TASK INSTRUCTIONS
The listing beneath should be written out in full, exactly as shown.

— Start of MATERIAL PROVIDED —

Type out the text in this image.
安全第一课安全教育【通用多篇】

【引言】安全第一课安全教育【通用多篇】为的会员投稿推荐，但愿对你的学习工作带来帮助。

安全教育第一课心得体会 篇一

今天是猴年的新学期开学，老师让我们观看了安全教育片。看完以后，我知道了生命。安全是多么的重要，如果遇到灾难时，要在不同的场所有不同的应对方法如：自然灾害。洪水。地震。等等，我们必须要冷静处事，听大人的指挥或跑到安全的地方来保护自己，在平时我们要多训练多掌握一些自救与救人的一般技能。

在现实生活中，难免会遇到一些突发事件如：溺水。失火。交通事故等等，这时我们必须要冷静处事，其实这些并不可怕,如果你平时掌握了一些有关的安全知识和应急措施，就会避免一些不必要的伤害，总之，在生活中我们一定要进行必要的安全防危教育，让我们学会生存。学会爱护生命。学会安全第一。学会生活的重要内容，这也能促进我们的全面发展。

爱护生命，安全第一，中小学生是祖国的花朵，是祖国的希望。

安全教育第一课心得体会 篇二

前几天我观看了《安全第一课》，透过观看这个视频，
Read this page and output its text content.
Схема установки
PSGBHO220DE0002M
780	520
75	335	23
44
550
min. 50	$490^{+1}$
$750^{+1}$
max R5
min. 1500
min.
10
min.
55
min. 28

— End of MATERIAL PROVIDED —

ANSWER IN FULL
Type out the text in this image.
安全第一课安全教育【通用多篇】

【引言】安全第一课安全教育【通用多篇】为的会员投稿推荐，但愿对你的学习工作带来帮助。

安全教育第一课心得体会 篇一

今天是猴年的新学期开学，老师让我们观看了安全教育片。看完以后，我知道了生命。安全是多么的重要，如果遇到灾难时，要在不同的场所有不同的应对方法如：自然灾害。洪水。地震。等等，我们必须要冷静处事，听大人的指挥或跑到安全的地方来保护自己，在平时我们要多训练多掌握一些自救与救人的一般技能。

在现实生活中，难免会遇到一些突发事件如：溺水。失火。交通事故等等，这时我们必须要冷静处事，其实这些并不可怕,如果你平时掌握了一些有关的安全知识和应急措施，就会避免一些不必要的伤害，总之，在生活中我们一定要进行必要的安全防危教育，让我们学会生存。学会爱护生命。学会安全第一。学会生活的重要内容，这也能促进我们的全面发展。

爱护生命，安全第一，中小学生是祖国的花朵，是祖国的希望。

安全教育第一课心得体会 篇二

前几天我观看了《安全第一课》，透过观看这个视频，
Read this page and output its text content.
Схема установки
PSGBHO220DE0002M
780	520
75	335	23
44
550
min. 50	$490^{+1}$
$750^{+1}$
max R5
min. 1500
min.
10
min.
55
min. 28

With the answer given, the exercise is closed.